--- AIM ---
Can you give all the records again without altering a single character?

--- EXCERPTED DATA ---

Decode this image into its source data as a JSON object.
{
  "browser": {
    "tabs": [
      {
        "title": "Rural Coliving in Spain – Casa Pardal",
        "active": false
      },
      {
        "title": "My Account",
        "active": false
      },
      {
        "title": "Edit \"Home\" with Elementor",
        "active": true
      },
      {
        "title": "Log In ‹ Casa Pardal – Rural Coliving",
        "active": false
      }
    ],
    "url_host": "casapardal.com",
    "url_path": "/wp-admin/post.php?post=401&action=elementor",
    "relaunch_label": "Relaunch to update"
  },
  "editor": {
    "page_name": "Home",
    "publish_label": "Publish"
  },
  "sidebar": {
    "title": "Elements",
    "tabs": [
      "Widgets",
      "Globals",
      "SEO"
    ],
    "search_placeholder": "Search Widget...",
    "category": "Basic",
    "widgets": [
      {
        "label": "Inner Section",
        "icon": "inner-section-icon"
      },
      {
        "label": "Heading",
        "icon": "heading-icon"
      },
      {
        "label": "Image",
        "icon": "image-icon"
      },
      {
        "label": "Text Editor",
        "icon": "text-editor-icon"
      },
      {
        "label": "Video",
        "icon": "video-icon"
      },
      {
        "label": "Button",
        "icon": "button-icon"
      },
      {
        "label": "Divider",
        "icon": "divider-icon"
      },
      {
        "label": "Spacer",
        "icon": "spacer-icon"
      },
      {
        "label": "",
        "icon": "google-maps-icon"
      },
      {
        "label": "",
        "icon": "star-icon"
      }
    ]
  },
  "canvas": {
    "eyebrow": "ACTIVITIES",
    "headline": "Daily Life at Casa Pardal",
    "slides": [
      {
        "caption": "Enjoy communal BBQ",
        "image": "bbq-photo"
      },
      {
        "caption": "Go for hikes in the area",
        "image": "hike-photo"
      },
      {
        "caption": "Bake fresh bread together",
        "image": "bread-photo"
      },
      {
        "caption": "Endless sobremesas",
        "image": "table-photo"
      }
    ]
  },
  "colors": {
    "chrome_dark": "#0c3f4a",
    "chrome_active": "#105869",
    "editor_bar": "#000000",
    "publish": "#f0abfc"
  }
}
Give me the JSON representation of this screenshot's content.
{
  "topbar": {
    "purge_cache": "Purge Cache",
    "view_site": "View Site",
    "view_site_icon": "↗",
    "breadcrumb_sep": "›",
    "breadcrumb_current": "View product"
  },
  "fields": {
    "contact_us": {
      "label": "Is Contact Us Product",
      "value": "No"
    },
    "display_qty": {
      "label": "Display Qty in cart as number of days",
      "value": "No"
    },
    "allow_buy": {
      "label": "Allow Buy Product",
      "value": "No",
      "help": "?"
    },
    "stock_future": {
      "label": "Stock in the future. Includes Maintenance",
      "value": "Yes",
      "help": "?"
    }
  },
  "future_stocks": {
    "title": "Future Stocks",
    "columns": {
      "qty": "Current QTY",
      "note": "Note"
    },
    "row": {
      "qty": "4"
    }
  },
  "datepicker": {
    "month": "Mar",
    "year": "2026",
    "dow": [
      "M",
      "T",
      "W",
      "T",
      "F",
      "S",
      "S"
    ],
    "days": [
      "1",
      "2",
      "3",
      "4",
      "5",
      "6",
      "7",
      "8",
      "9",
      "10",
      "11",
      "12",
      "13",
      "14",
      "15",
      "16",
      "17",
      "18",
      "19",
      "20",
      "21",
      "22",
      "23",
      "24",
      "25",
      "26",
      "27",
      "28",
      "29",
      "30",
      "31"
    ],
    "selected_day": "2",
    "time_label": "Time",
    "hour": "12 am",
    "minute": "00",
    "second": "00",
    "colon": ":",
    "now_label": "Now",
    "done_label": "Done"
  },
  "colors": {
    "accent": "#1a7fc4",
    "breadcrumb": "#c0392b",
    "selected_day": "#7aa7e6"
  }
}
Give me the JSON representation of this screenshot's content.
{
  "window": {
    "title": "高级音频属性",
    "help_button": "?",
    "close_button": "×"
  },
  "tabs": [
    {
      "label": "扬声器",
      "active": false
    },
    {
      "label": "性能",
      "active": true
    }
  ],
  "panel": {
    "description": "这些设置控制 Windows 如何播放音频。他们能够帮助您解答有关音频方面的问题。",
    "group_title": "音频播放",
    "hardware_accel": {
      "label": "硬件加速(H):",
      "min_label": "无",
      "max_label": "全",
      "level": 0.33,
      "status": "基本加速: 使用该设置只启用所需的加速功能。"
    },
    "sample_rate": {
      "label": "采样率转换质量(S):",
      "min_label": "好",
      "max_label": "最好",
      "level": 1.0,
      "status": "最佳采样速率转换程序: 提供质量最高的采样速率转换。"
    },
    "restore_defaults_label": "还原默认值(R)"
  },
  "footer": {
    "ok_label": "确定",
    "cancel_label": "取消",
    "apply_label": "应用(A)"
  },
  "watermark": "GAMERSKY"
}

--- RESULT OF THE TASK ---
Decode this image into its source data as a JSON object.
{
  "browser": {
    "tabs": [
      {
        "title": "Rural Coliving in Spain – Casa Pardal",
        "active": false
      },
      {
        "title": "My Account",
        "active": false
      },
      {
        "title": "Edit \"Home\" with Elementor",
        "active": true
      },
      {
        "title": "Log In ‹ Casa Pardal – Rural Coliving",
        "active": false
      }
    ],
    "url_host": "casapardal.com",
    "url_path": "/wp-admin/post.php?post=401&action=elementor",
    "relaunch_label": "Relaunch to update"
  },
  "editor": {
    "page_name": "Home",
    "publish_label": "Publish"
  },
  "sidebar": {
    "title": "Elements",
    "tabs": [
      "Widgets",
      "Globals",
      "SEO"
    ],
    "search_placeholder": "Search Widget...",
    "category": "Basic",
    "widgets": [
      {
        "label": "Inner Section",
        "icon": "inner-section-icon"
      },
      {
        "label": "Heading",
        "icon": "heading-icon"
      },
      {
        "label": "Image",
        "icon": "image-icon"
      },
      {
        "label": "Text Editor",
        "icon": "text-editor-icon"
      },
      {
        "label": "Video",
        "icon": "video-icon"
      },
      {
        "label": "Button",
        "icon": "button-icon"
      },
      {
        "label": "Divider",
        "icon": "divider-icon"
      },
      {
        "label": "Spacer",
        "icon": "spacer-icon"
      },
      {
        "label": "",
        "icon": "google-maps-icon"
      },
      {
        "label": "",
        "icon": "star-icon"
      }
    ]
  },
  "canvas": {
    "eyebrow": "ACTIVITIES",
    "headline": "Daily Life at Casa Pardal",
    "slides": [
      {
        "caption": "Enjoy communal BBQ",
        "image": "bbq-photo"
      },
      {
        "caption": "Go for hikes in the area",
        "image": "hike-photo"
      },
      {
        "caption": "Bake fresh bread together",
        "image": "bread-photo"
      },
      {
        "caption": "Endless sobremesas",
        "image": "table-photo"
      }
    ]
  },
  "colors": {
    "chrome_dark": "#0c3f4a",
    "chrome_active": "#105869",
    "editor_bar": "#000000",
    "publish": "#f0abfc"
  }
}
Give me the JSON representation of this screenshot's content.
{
  "topbar": {
    "purge_cache": "Purge Cache",
    "view_site": "View Site",
    "view_site_icon": "↗",
    "breadcrumb_sep": "›",
    "breadcrumb_current": "View product"
  },
  "fields": {
    "contact_us": {
      "label": "Is Contact Us Product",
      "value": "No"
    },
    "display_qty": {
      "label": "Display Qty in cart as number of days",
      "value": "No"
    },
    "allow_buy": {
      "label": "Allow Buy Product",
      "value": "No",
      "help": "?"
    },
    "stock_future": {
      "label": "Stock in the future. Includes Maintenance",
      "value": "Yes",
      "help": "?"
    }
  },
  "future_stocks": {
    "title": "Future Stocks",
    "columns": {
      "qty": "Current QTY",
      "note": "Note"
    },
    "row": {
      "qty": "4"
    }
  },
  "datepicker": {
    "month": "Mar",
    "year": "2026",
    "dow": [
      "M",
      "T",
      "W",
      "T",
      "F",
      "S",
      "S"
    ],
    "days": [
      "1",
      "2",
      "3",
      "4",
      "5",
      "6",
      "7",
      "8",
      "9",
      "10",
      "11",
      "12",
      "13",
      "14",
      "15",
      "16",
      "17",
      "18",
      "19",
      "20",
      "21",
      "22",
      "23",
      "24",
      "25",
      "26",
      "27",
      "28",
      "29",
      "30",
      "31"
    ],
    "selected_day": "2",
    "time_label": "Time",
    "hour": "12 am",
    "minute": "00",
    "second": "00",
    "colon": ":",
    "now_label": "Now",
    "done_label": "Done"
  },
  "colors": {
    "accent": "#1a7fc4",
    "breadcrumb": "#c0392b",
    "selected_day": "#7aa7e6"
  }
}
Give me the JSON representation of this screenshot's content.
{
  "window": {
    "title": "高级音频属性",
    "help_button": "?",
    "close_button": "×"
  },
  "tabs": [
    {
      "label": "扬声器",
      "active": false
    },
    {
      "label": "性能",
      "active": true
    }
  ],
  "panel": {
    "description": "这些设置控制 Windows 如何播放音频。他们能够帮助您解答有关音频方面的问题。",
    "group_title": "音频播放",
    "hardware_accel": {
      "label": "硬件加速(H):",
      "min_label": "无",
      "max_label": "全",
      "level": 0.33,
      "status": "基本加速: 使用该设置只启用所需的加速功能。"
    },
    "sample_rate": {
      "label": "采样率转换质量(S):",
      "min_label": "好",
      "max_label": "最好",
      "level": 1.0,
      "status": "最佳采样速率转换程序: 提供质量最高的采样速率转换。"
    },
    "restore_defaults_label": "还原默认值(R)"
  },
  "footer": {
    "ok_label": "确定",
    "cancel_label": "取消",
    "apply_label": "应用(A)"
  },
  "watermark": "GAMERSKY"
}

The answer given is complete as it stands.